■ **ASSIGNED TASK**: Every line in the records below with the string "orange" needs to be copied out.
___ TASK INPUTS ___
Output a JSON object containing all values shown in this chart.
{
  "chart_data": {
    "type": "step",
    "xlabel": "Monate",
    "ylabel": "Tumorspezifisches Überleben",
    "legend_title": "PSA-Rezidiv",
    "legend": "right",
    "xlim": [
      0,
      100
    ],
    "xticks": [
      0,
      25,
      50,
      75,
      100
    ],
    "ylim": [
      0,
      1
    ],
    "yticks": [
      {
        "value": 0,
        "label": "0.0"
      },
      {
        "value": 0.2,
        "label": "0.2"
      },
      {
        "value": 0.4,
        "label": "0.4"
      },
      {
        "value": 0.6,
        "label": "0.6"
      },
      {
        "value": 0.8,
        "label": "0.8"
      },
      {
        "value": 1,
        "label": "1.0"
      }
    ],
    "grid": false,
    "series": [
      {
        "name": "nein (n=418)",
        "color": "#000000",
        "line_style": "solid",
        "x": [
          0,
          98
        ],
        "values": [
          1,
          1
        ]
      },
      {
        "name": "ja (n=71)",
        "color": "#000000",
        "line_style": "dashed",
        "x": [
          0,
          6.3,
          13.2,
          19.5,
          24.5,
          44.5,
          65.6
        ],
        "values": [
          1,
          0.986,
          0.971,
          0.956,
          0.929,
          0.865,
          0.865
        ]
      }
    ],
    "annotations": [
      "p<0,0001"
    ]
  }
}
___
___ TASK INPUTS ___
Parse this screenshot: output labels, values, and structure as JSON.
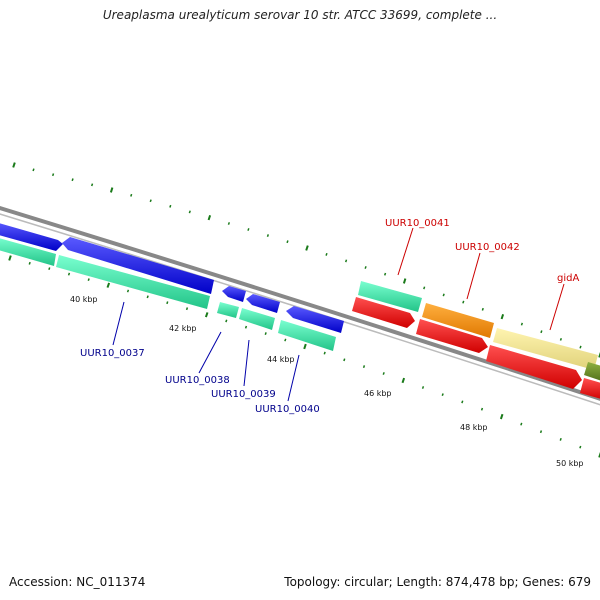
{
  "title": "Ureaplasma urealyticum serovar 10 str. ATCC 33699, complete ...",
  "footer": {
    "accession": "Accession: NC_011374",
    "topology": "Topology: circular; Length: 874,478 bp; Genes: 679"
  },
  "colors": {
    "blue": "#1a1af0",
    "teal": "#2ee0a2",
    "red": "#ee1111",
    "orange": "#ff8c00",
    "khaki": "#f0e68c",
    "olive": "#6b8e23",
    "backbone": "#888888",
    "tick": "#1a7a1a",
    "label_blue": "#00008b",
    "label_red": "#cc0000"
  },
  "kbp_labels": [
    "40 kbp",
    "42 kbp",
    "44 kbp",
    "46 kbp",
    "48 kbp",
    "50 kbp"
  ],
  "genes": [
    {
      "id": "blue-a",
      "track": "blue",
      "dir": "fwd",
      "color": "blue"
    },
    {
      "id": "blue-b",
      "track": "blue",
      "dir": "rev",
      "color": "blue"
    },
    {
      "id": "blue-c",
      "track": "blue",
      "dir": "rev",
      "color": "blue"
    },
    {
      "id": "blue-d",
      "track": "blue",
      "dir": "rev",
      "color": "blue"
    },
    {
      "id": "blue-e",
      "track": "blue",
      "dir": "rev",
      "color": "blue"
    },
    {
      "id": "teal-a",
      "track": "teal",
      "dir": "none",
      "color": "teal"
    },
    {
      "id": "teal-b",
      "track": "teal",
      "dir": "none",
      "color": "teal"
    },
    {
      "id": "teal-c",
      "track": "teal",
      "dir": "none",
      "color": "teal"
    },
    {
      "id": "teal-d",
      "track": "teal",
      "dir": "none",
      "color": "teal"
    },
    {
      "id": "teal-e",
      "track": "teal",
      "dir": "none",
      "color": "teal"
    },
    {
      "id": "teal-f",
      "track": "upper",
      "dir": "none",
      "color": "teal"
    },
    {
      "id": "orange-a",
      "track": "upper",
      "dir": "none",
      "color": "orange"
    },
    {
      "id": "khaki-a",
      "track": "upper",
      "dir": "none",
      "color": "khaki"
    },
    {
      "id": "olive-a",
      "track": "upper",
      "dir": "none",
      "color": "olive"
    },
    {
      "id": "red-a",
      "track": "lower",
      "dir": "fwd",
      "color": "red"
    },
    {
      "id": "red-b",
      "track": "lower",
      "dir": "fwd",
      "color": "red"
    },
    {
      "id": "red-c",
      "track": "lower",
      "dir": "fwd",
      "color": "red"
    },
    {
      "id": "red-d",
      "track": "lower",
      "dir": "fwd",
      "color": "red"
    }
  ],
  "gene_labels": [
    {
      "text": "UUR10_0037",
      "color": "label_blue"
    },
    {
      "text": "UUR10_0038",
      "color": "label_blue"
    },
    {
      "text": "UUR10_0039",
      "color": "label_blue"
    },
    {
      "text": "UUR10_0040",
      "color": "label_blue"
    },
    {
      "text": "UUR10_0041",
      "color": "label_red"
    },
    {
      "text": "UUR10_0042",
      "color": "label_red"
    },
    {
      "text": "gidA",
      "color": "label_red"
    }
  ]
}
___
■ **RESPONSE BELOW**:
    "orange": "#ff8c00",
      "id": "orange-a",
      "color": "orange"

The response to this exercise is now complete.